Exercise requirements:
[A] In the Novell forum posts below, restate the paragraph beginning "I had hoped that it might have become a Tech Cult stock" in a single shorter sentence that keeps its main facts.
[B] Print word for word the portion of the Novell forum posts starting with "So let's just" and going on through "Waldy's Da Man!!".

Extract to read:
— start —

To: ToySoldier who wrote (30922)4/4/2000 9:40:00 AM
From: Frederick Smart  Respond to of 42771
 
Toy....

>>I had hoped that it might have become a Tech Cult stock earlier in the year with the Gilder report and the end-of-year rise of the stock, but I have to admit that I was wrong. NOVL still has not (nor might it ever) become a CULT Tech Stock like CISCO, INTL, MSFT.>>

Perhaps a NASDAQ symbol change is in order.

I just checked CULT for availability. Not sure if someone's claimed it yet.

Then again, perhaps someone will use it as a basket for those tried and true heavy-metal tech-cult picks: CSCO, INTC, MSFT, ORCL, SUNW, etc.

At the rate the DOJ is going right now, within 2+ years this could become a technology Grateful Dead c-ur,b-asket.

So let's just leave Novell out of this idea.

Sorry for the attempted humor for the many investors who must feel like formerly-fat-french-fried-friends on this cold, dusty snowy morning here in Chicago.

Peace.

GO!!

PS: Waldy's Da Man!!



To: ToySoldier who wrote (30922)4/4/2000 6:33:00 PM
From: Scott C. Lemon  Read Replies (1) | Respond to of 42771
 
Hello Toy,

I have to agree ... whatever momentum existed, seems to have settled back to the "corporate sale" mentality.

You made one comment that really caught my eye, and I believe is on target:

> I had hoped that it might have become a Tech Cult stock
> earlier in the year with the Gilder report and the
> end-of-year rise of the stock, but I have to admit that I
> was wrong.

— end —

Record list:

— start —

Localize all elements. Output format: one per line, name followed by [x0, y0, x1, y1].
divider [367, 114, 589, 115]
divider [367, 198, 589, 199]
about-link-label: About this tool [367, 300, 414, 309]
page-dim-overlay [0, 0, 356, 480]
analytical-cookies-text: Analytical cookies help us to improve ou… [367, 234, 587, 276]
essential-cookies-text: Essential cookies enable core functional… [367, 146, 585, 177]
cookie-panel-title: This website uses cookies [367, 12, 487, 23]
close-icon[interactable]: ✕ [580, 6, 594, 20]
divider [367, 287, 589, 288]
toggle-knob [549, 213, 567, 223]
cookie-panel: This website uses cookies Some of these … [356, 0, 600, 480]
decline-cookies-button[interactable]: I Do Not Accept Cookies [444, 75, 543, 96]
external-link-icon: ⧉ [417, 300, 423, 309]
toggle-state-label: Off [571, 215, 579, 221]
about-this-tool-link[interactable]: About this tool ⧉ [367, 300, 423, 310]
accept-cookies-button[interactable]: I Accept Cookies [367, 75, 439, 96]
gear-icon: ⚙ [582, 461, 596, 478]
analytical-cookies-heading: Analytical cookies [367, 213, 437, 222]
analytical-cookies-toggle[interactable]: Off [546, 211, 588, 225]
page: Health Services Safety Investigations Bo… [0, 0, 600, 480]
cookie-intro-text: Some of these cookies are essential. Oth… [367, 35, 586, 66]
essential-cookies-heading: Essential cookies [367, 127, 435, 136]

— end —

Responses for each task:
[A] The hope was that NOVL would turn into a Tech Cult stock earlier in the year, helped by the Gilder report and its end-of-year rise, but that was wrong: NOVL still has not, and may never, become a cult tech stock like CISCO, INTL, or MSFT.

[B]
So let's just leave Novell out of this idea.

Sorry for the attempted humor for the many investors who must feel like formerly-fat-french-fried-friends on this cold, dusty snowy morning here in Chicago.

Peace.

GO!!

PS: Waldy's Da Man!!